[Source records]
^^^^^^^^

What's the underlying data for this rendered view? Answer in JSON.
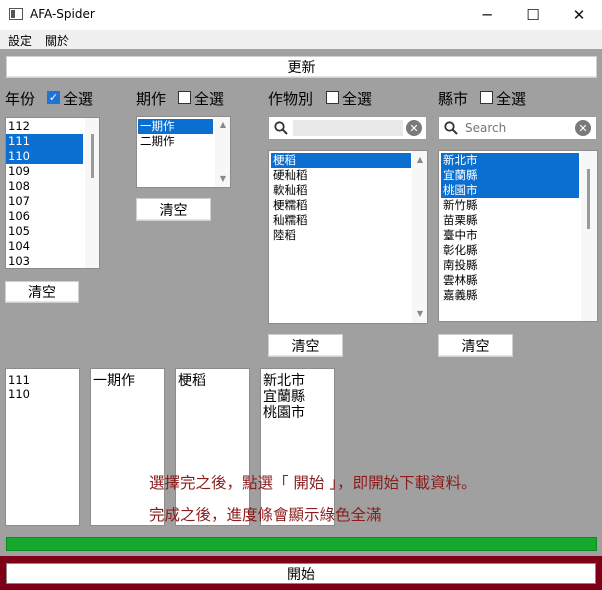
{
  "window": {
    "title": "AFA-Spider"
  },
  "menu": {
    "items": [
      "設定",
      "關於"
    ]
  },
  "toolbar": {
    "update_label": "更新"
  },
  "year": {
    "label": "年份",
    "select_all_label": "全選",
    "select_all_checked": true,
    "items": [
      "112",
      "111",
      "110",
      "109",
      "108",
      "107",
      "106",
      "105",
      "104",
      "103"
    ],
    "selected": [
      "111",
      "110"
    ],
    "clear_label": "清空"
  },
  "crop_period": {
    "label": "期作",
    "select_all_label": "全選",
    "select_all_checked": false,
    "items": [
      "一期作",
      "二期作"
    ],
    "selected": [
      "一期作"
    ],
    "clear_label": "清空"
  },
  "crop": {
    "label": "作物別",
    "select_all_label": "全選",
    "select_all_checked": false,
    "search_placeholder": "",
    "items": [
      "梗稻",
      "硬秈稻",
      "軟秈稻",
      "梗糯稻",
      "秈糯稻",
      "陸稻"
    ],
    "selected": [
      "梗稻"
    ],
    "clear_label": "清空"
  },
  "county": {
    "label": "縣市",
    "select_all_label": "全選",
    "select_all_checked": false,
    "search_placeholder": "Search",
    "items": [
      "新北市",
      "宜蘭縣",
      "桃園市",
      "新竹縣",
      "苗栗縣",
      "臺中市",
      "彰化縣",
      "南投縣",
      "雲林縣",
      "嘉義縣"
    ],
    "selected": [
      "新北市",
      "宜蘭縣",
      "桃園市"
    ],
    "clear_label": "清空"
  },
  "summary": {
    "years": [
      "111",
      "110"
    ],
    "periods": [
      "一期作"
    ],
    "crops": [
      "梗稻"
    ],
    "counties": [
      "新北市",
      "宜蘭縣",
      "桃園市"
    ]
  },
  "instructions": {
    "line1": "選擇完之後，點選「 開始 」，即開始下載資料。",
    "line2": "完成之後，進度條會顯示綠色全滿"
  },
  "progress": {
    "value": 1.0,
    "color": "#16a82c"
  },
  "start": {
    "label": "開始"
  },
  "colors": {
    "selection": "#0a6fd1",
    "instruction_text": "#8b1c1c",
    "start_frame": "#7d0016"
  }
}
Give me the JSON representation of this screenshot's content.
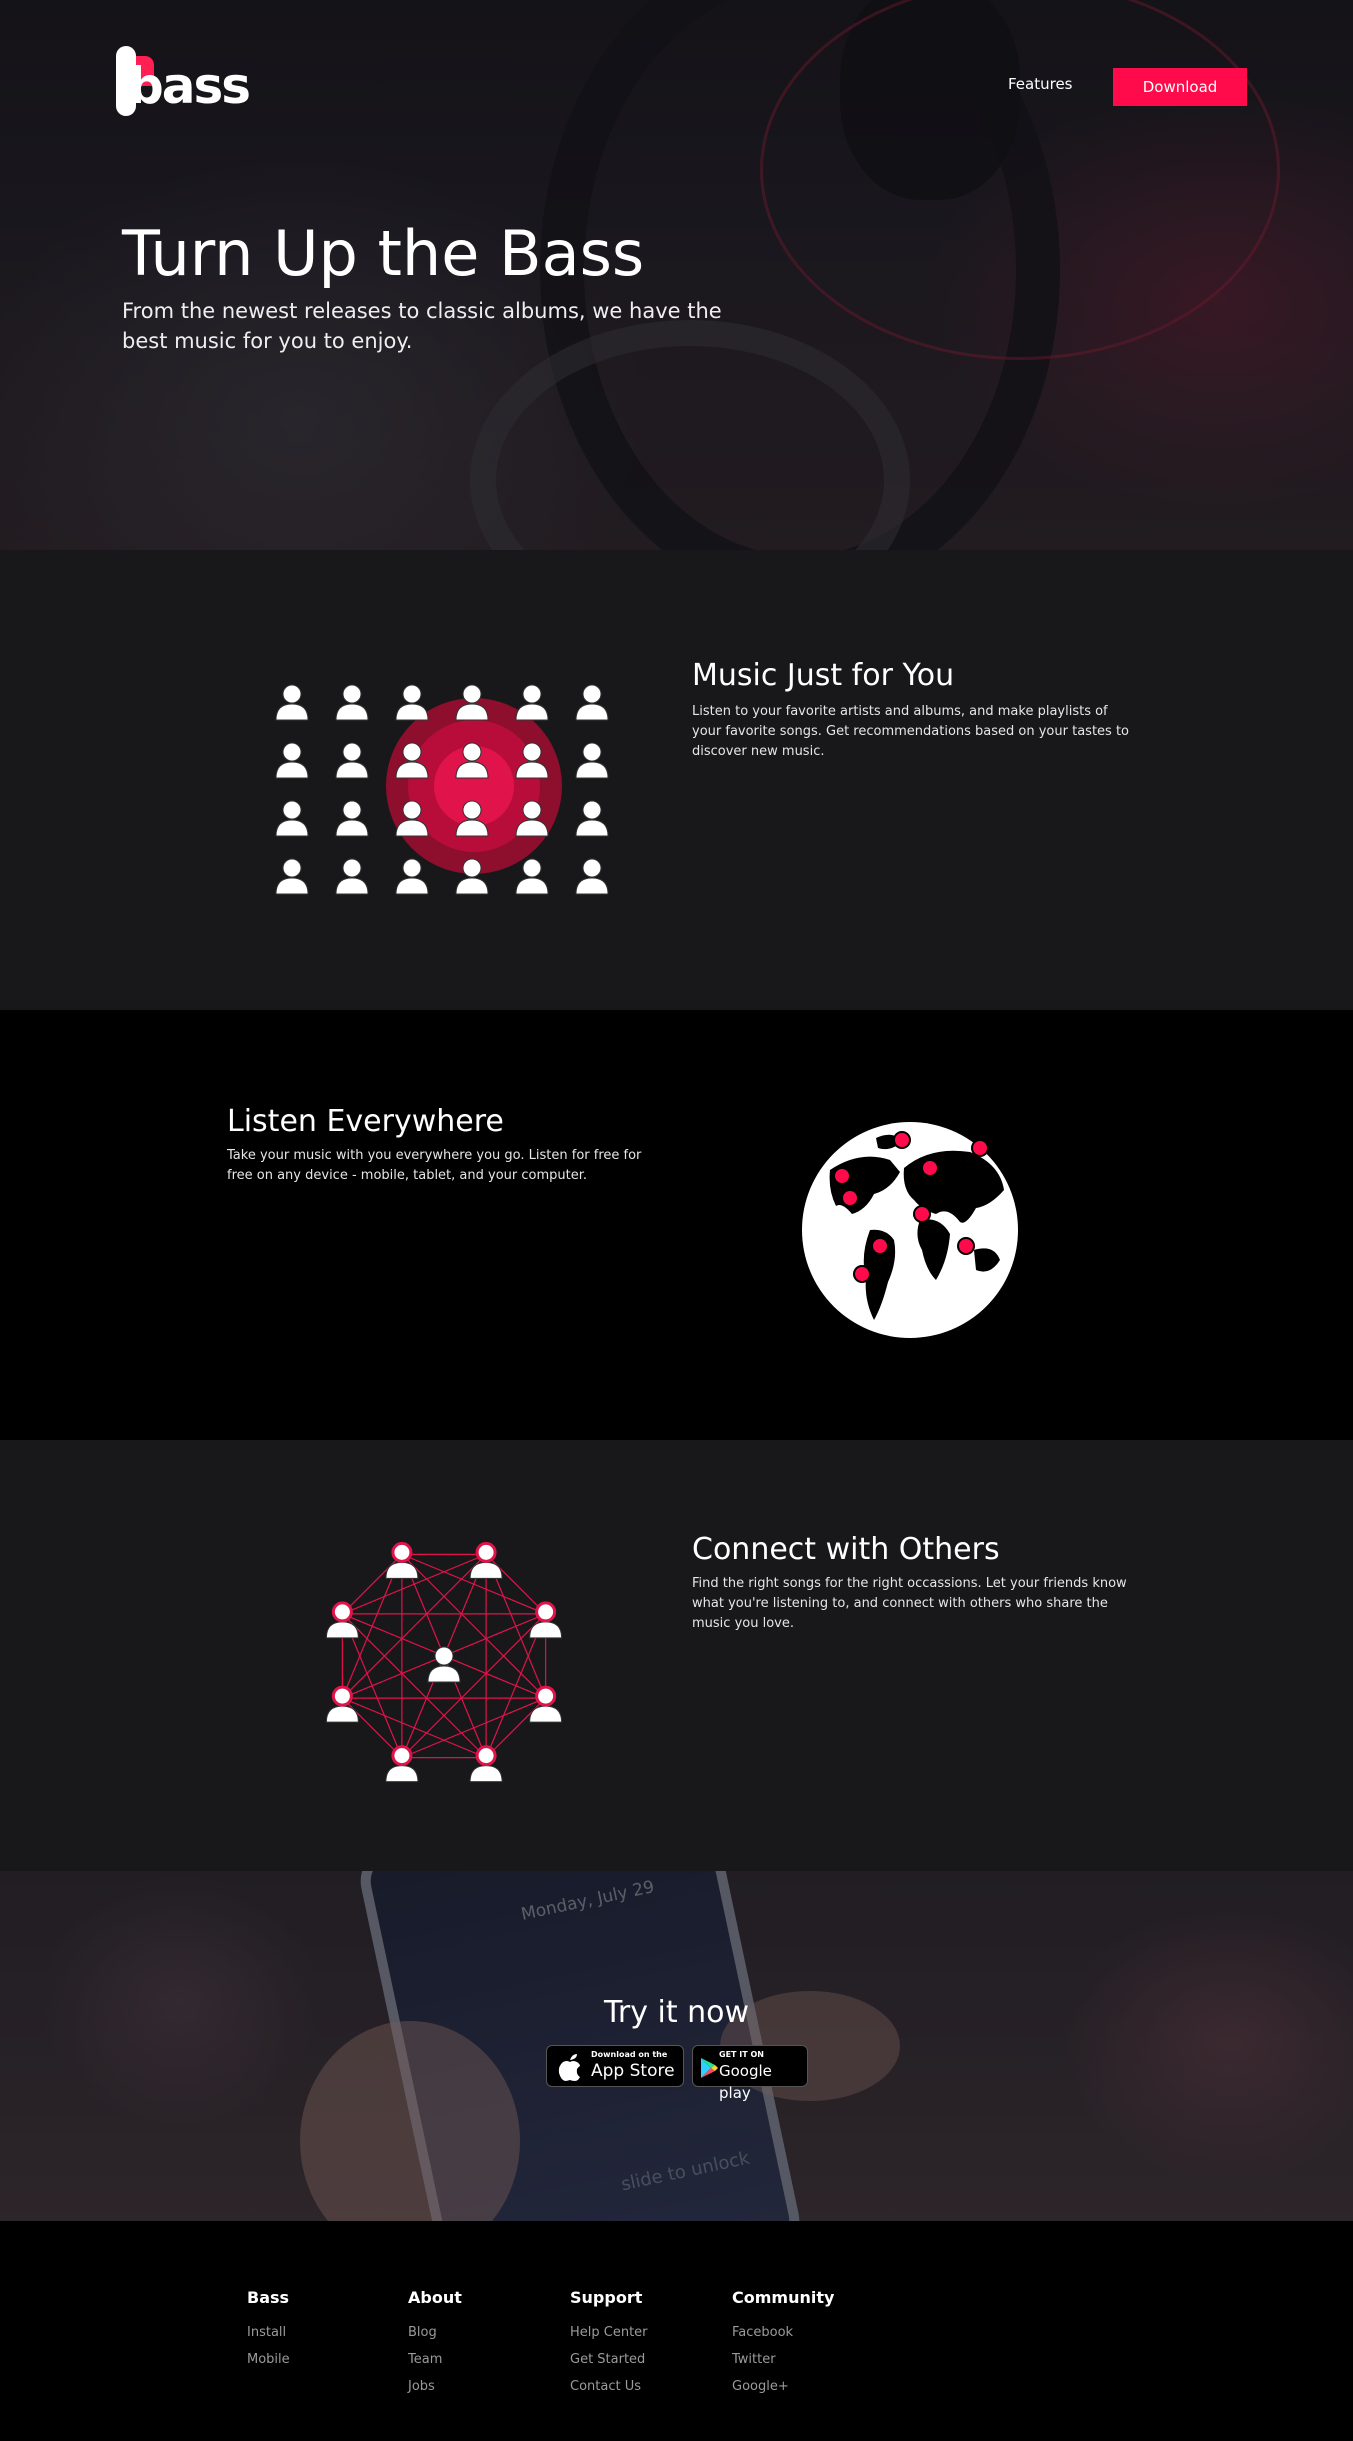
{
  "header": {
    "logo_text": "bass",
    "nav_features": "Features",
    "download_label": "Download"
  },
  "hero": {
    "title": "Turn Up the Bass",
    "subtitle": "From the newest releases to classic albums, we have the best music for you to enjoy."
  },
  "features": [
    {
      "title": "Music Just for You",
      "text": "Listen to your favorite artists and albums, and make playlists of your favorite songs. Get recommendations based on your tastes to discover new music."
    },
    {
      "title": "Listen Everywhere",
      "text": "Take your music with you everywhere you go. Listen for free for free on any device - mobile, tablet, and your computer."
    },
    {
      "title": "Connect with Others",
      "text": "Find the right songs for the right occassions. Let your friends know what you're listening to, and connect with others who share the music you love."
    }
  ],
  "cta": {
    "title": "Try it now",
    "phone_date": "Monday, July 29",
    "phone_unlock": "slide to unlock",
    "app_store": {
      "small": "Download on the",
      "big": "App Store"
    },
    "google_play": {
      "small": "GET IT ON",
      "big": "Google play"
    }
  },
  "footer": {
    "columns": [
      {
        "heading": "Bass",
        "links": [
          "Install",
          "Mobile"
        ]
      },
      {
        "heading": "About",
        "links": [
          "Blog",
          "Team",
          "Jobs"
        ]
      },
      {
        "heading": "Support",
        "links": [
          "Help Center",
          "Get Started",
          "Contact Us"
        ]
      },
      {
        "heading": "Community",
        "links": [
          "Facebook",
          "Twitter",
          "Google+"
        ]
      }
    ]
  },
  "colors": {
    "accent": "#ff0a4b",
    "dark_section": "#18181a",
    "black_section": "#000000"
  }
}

^^^^^^^^

*WORK INSTRUCTIONS:*
Set down the material exactly, every line of it, except for the pictures.

*FINAL ANSWER:*
What's the underlying data for this rendered view? Answer in JSON.
{
  "window": {
    "title": "AFA-Spider"
  },
  "menu": {
    "items": [
      "設定",
      "關於"
    ]
  },
  "toolbar": {
    "update_label": "更新"
  },
  "year": {
    "label": "年份",
    "select_all_label": "全選",
    "select_all_checked": true,
    "items": [
      "112",
      "111",
      "110",
      "109",
      "108",
      "107",
      "106",
      "105",
      "104",
      "103"
    ],
    "selected": [
      "111",
      "110"
    ],
    "clear_label": "清空"
  },
  "crop_period": {
    "label": "期作",
    "select_all_label": "全選",
    "select_all_checked": false,
    "items": [
      "一期作",
      "二期作"
    ],
    "selected": [
      "一期作"
    ],
    "clear_label": "清空"
  },
  "crop": {
    "label": "作物別",
    "select_all_label": "全選",
    "select_all_checked": false,
    "search_placeholder": "",
    "items": [
      "梗稻",
      "硬秈稻",
      "軟秈稻",
      "梗糯稻",
      "秈糯稻",
      "陸稻"
    ],
    "selected": [
      "梗稻"
    ],
    "clear_label": "清空"
  },
  "county": {
    "label": "縣市",
    "select_all_label": "全選",
    "select_all_checked": false,
    "search_placeholder": "Search",
    "items": [
      "新北市",
      "宜蘭縣",
      "桃園市",
      "新竹縣",
      "苗栗縣",
      "臺中市",
      "彰化縣",
      "南投縣",
      "雲林縣",
      "嘉義縣"
    ],
    "selected": [
      "新北市",
      "宜蘭縣",
      "桃園市"
    ],
    "clear_label": "清空"
  },
  "summary": {
    "years": [
      "111",
      "110"
    ],
    "periods": [
      "一期作"
    ],
    "crops": [
      "梗稻"
    ],
    "counties": [
      "新北市",
      "宜蘭縣",
      "桃園市"
    ]
  },
  "instructions": {
    "line1": "選擇完之後，點選「 開始 」，即開始下載資料。",
    "line2": "完成之後，進度條會顯示綠色全滿"
  },
  "progress": {
    "value": 1.0,
    "color": "#16a82c"
  },
  "start": {
    "label": "開始"
  },
  "colors": {
    "selection": "#0a6fd1",
    "instruction_text": "#8b1c1c",
    "start_frame": "#7d0016"
  }
}
Give me the JSON representation of this screenshot's content.
{
  "header": {
    "logo_text": "bass",
    "nav_features": "Features",
    "download_label": "Download"
  },
  "hero": {
    "title": "Turn Up the Bass",
    "subtitle": "From the newest releases to classic albums, we have the best music for you to enjoy."
  },
  "features": [
    {
      "title": "Music Just for You",
      "text": "Listen to your favorite artists and albums, and make playlists of your favorite songs. Get recommendations based on your tastes to discover new music."
    },
    {
      "title": "Listen Everywhere",
      "text": "Take your music with you everywhere you go. Listen for free for free on any device - mobile, tablet, and your computer."
    },
    {
      "title": "Connect with Others",
      "text": "Find the right songs for the right occassions. Let your friends know what you're listening to, and connect with others who share the music you love."
    }
  ],
  "cta": {
    "title": "Try it now",
    "phone_date": "Monday, July 29",
    "phone_unlock": "slide to unlock",
    "app_store": {
      "small": "Download on the",
      "big": "App Store"
    },
    "google_play": {
      "small": "GET IT ON",
      "big": "Google play"
    }
  },
  "footer": {
    "columns": [
      {
        "heading": "Bass",
        "links": [
          "Install",
          "Mobile"
        ]
      },
      {
        "heading": "About",
        "links": [
          "Blog",
          "Team",
          "Jobs"
        ]
      },
      {
        "heading": "Support",
        "links": [
          "Help Center",
          "Get Started",
          "Contact Us"
        ]
      },
      {
        "heading": "Community",
        "links": [
          "Facebook",
          "Twitter",
          "Google+"
        ]
      }
    ]
  },
  "colors": {
    "accent": "#ff0a4b",
    "dark_section": "#18181a",
    "black_section": "#000000"
  }
}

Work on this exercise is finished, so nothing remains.